## 本文:
>>>
欧米諸国とアジアの一部で急激に市場を広げているソーシャルレンディング。まずはソーシャルレンディングの基礎知識を見てみよう。
まとまったお金が必要になる時といえば「起業のための資金が欲しい」「これまでの借金を一括で返済したい」などいろんな理由があります。一般的に、お金を借りるといえば銀行や消費者金融といった金融機関をイメージするのが普通ですが、欧米諸国やアジアの一部では金融版のネットオークションとも呼ぶべき「ソーシャルレンディング」の市場が急速に広がっています。
ソーシャルレンディングとは、お金を貸したい人と、借りたい人をインターネット上でつなぐサービスで、個人が個人に直接融資するP2P金融取引サービスで双方にメリットのあるサービスです。
ソーシャルレンディングはまだ知名度も低く「P2P金融」や「SNSレンディング」「ソーシャルファイナンス」など様々な呼び方があります。
ソーシャルレンディングであれば借り手は銀行より安く借りることができ、貸し手は金利が低い銀行預金や場合によっては、ハイリスク・ハイリターンな投資である株やFXなどと比べてミドルリスク・ミドルリターンで資産運用の一つになり得ます。
日本では、平成20年10月からmanemoがサービスを開始したばかりで、これから他の会社でもサービスを予定しており、欧米同様に普及が期待されています。このサービスは、非常に魅力的な金融サービスであり、これまでよりもお金の流動性が上がり、日本経済にも追い風を呼び込む可能性も秘めています。
ソーシャルレンディングの仕組みは2005年頃から欧米で発達してきました。
<<<
## 課題 A:
ソーシャルレンディングについての本文によると、日本でmanemoがサービスを開始したのはいつか。
## 課題 B:
ソーシャルレンディングについての本文に挙がっている、ソーシャルレンディングの別の呼び方をすべて書き出せ。
## 課題 C:
ソーシャルレンディングについての本文を、最後の文に続けて書き継げ。
ここに示す項目はいずれも使わない。

## 資料:
>>>
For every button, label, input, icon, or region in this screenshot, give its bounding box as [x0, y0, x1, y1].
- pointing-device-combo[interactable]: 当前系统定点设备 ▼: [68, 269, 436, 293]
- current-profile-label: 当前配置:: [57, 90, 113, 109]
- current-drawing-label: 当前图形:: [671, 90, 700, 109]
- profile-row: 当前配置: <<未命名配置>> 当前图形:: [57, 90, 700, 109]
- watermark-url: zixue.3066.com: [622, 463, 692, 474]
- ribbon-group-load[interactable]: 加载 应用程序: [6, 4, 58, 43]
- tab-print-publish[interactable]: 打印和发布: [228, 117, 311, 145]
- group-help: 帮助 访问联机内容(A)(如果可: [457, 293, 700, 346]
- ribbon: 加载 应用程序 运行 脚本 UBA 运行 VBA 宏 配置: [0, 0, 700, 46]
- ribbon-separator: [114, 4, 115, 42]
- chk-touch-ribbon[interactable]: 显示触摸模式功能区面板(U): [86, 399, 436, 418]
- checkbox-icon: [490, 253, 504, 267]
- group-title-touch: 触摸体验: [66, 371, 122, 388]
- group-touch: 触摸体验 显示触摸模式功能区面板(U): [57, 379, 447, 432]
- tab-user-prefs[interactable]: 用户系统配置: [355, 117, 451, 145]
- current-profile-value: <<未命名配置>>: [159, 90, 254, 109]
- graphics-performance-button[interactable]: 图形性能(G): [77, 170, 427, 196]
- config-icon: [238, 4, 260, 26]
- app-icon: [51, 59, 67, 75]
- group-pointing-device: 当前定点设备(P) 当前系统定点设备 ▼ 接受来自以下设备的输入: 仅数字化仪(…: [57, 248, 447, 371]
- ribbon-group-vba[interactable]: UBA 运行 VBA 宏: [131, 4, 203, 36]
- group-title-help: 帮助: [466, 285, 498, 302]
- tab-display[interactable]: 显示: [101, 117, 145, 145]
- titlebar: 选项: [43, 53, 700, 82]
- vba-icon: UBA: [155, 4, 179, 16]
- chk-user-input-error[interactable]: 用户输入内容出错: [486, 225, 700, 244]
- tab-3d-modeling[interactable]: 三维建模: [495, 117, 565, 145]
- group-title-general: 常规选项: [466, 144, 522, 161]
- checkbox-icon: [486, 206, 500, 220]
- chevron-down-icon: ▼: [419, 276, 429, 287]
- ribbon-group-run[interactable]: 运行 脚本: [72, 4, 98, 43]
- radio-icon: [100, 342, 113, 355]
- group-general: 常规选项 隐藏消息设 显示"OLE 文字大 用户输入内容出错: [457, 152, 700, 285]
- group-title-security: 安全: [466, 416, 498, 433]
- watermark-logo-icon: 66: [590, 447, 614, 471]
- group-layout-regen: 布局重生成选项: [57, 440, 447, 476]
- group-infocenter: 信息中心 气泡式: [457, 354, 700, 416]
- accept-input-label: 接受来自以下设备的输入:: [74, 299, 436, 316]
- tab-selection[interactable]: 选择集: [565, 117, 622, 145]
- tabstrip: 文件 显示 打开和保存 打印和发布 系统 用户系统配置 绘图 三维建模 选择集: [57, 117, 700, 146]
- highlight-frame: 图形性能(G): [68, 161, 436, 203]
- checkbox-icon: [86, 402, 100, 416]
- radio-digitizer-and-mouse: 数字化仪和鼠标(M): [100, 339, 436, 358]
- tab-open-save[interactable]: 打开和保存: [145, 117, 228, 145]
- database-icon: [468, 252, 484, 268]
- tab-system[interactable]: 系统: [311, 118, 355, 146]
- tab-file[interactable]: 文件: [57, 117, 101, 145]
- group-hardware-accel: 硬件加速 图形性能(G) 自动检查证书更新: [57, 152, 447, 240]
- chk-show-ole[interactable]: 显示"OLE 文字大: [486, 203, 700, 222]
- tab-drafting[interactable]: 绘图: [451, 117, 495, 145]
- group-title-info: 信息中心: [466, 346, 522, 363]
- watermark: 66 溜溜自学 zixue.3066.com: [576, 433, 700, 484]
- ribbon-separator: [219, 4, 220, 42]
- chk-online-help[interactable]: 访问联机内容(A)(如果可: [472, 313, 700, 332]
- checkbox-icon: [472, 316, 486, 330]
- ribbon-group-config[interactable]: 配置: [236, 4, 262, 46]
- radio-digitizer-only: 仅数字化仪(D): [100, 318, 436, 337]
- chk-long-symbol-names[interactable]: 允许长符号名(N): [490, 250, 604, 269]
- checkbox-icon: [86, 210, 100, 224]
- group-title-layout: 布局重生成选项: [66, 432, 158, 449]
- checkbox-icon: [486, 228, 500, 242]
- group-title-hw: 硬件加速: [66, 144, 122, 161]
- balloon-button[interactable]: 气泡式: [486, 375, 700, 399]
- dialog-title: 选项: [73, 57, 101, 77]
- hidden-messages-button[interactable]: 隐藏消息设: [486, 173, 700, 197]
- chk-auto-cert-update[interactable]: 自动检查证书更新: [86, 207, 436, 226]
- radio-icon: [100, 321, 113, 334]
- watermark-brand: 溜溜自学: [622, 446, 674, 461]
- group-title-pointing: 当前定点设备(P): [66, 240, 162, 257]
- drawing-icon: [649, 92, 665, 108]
<<<
## 解答欄 A:
平成20年10月

## 解答欄 B:
P2P金融、SNSレンディング、ソーシャルファイナンス

## 解答欄 C:
その後中国、韓国、オーストラリアなど世界各国まで広がり、海外では既にこのようなネット上での個人貸し借りの仲介ビジネスは一般的になっています。米国では2007年夏頃からサブプライムローンの債務不履行が山積しつつあり金融業界全体に信用収縮が広がってきました。経済が急速に冷え込む中で連邦準備制度(FRB)は金利引き下げを行っていますが銀行はどこも貸し付け審査の基準を厳しくしているためクレジット履歴のよい人でもローンを組みにくくなっていました。
こうした中、政策による公的支援が求められる一方、中小企業は銀行ではなくインターネットを利用したPtoPの貸付サイトから当座資金の調達をする例が増えてくるといわえれています。
貸付最高額は小規模でも中小企業には不可欠になっていったのです。また無謀なサブプライムローンを貸し付けた金融機関や貸付金利を上げるクレジットカード会社にも批判が高まったことでPtoPの貸付サイトは日常生活を支援する強い味方として人気を高めていきました。
事業規模も大きくなり、今後も成長市場として期待されています。
日本では2008年には初めてこのサービスが開始されています。